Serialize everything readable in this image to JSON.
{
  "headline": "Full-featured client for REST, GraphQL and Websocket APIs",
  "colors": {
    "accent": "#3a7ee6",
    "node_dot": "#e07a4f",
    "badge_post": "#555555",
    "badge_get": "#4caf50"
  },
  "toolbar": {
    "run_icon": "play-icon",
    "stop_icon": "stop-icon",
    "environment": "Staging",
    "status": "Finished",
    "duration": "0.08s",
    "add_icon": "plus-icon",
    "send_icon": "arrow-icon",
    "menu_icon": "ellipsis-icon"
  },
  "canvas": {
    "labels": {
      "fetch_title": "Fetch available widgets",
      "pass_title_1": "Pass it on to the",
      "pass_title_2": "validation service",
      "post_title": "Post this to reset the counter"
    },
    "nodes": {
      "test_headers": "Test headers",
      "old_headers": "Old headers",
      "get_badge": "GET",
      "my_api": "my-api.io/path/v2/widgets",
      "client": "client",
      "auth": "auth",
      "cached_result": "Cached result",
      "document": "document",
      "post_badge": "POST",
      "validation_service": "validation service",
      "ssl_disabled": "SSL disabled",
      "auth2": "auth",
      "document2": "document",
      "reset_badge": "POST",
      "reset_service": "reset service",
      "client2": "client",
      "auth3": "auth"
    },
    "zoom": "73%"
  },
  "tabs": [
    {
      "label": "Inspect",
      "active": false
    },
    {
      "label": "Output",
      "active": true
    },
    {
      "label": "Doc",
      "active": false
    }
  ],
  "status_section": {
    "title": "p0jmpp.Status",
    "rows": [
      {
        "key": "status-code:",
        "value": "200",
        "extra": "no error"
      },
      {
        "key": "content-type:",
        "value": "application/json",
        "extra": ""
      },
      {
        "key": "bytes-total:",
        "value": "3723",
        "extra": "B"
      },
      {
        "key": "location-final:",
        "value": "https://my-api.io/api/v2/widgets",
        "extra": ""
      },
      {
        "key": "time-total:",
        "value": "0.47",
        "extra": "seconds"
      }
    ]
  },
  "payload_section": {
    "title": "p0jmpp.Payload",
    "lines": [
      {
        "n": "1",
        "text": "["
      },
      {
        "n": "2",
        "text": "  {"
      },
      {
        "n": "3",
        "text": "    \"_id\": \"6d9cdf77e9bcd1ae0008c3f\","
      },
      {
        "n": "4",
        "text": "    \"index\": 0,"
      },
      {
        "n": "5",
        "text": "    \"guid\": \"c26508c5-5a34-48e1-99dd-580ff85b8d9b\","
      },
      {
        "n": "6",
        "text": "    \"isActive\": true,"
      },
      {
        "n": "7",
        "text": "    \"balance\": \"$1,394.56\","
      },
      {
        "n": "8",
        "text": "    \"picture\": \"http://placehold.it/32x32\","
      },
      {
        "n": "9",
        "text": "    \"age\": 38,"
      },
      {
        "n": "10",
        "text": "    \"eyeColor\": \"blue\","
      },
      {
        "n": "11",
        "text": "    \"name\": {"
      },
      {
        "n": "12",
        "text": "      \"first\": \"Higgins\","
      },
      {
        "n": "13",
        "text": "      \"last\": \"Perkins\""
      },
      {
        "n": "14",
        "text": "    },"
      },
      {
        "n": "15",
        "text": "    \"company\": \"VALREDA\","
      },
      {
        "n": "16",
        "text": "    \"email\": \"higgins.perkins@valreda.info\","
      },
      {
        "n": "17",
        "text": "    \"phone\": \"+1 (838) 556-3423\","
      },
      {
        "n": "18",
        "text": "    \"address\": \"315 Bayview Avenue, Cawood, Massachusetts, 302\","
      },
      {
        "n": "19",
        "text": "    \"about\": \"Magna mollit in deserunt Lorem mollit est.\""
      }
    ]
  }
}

• _Task statement_
Tally up the lines in the records containing the word "validation", then give the count and nothing else.

• _Exercise answer_
2